WORK TO DO>
Below are the records; reproduce all of them exactly but without any images.

DATA LISTING>
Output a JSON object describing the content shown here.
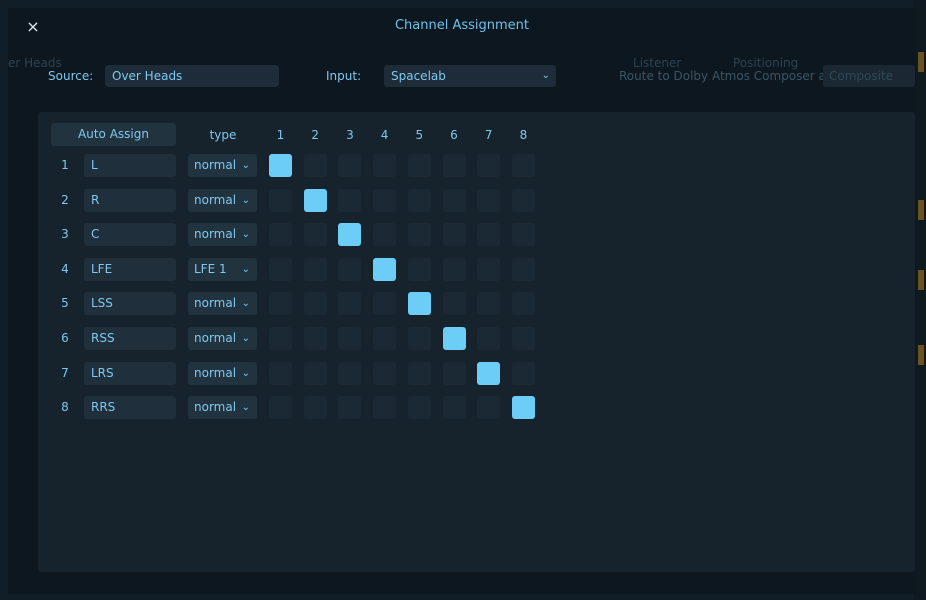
{
  "dialog": {
    "title": "Channel Assignment",
    "close_glyph": "×",
    "background_text": {
      "left_top": "er Heads",
      "ghost_source": "Source",
      "ghost_listener": "Listener",
      "ghost_positioning": "Positioning",
      "ghost_dots": "..."
    }
  },
  "source": {
    "label": "Source:",
    "value": "Over Heads"
  },
  "input": {
    "label": "Input:",
    "value": "Spacelab"
  },
  "route": {
    "label": "Route to Dolby Atmos Composer as:",
    "value": "Composite"
  },
  "matrix": {
    "auto_assign_label": "Auto Assign",
    "type_header": "type",
    "column_headers": [
      "1",
      "2",
      "3",
      "4",
      "5",
      "6",
      "7",
      "8"
    ],
    "rows": [
      {
        "num": "1",
        "name": "L",
        "type": "normal",
        "assigned": 1
      },
      {
        "num": "2",
        "name": "R",
        "type": "normal",
        "assigned": 2
      },
      {
        "num": "3",
        "name": "C",
        "type": "normal",
        "assigned": 3
      },
      {
        "num": "4",
        "name": "LFE",
        "type": "LFE 1",
        "assigned": 4
      },
      {
        "num": "5",
        "name": "LSS",
        "type": "normal",
        "assigned": 5
      },
      {
        "num": "6",
        "name": "RSS",
        "type": "normal",
        "assigned": 6
      },
      {
        "num": "7",
        "name": "LRS",
        "type": "normal",
        "assigned": 7
      },
      {
        "num": "8",
        "name": "RRS",
        "type": "normal",
        "assigned": 8
      }
    ]
  },
  "colors": {
    "accent": "#6ccdf7",
    "cell_off": "#1b2934",
    "text": "#7fc8ee",
    "dialog_bg": "#0c171f"
  }
}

SOLUTION FOR THIS EXERCISE>
Output a JSON object describing the content shown here.
{
  "dialog": {
    "title": "Channel Assignment",
    "close_glyph": "×",
    "background_text": {
      "left_top": "er Heads",
      "ghost_source": "Source",
      "ghost_listener": "Listener",
      "ghost_positioning": "Positioning",
      "ghost_dots": "..."
    }
  },
  "source": {
    "label": "Source:",
    "value": "Over Heads"
  },
  "input": {
    "label": "Input:",
    "value": "Spacelab"
  },
  "route": {
    "label": "Route to Dolby Atmos Composer as:",
    "value": "Composite"
  },
  "matrix": {
    "auto_assign_label": "Auto Assign",
    "type_header": "type",
    "column_headers": [
      "1",
      "2",
      "3",
      "4",
      "5",
      "6",
      "7",
      "8"
    ],
    "rows": [
      {
        "num": "1",
        "name": "L",
        "type": "normal",
        "assigned": 1
      },
      {
        "num": "2",
        "name": "R",
        "type": "normal",
        "assigned": 2
      },
      {
        "num": "3",
        "name": "C",
        "type": "normal",
        "assigned": 3
      },
      {
        "num": "4",
        "name": "LFE",
        "type": "LFE 1",
        "assigned": 4
      },
      {
        "num": "5",
        "name": "LSS",
        "type": "normal",
        "assigned": 5
      },
      {
        "num": "6",
        "name": "RSS",
        "type": "normal",
        "assigned": 6
      },
      {
        "num": "7",
        "name": "LRS",
        "type": "normal",
        "assigned": 7
      },
      {
        "num": "8",
        "name": "RRS",
        "type": "normal",
        "assigned": 8
      }
    ]
  },
  "colors": {
    "accent": "#6ccdf7",
    "cell_off": "#1b2934",
    "text": "#7fc8ee",
    "dialog_bg": "#0c171f"
  }
}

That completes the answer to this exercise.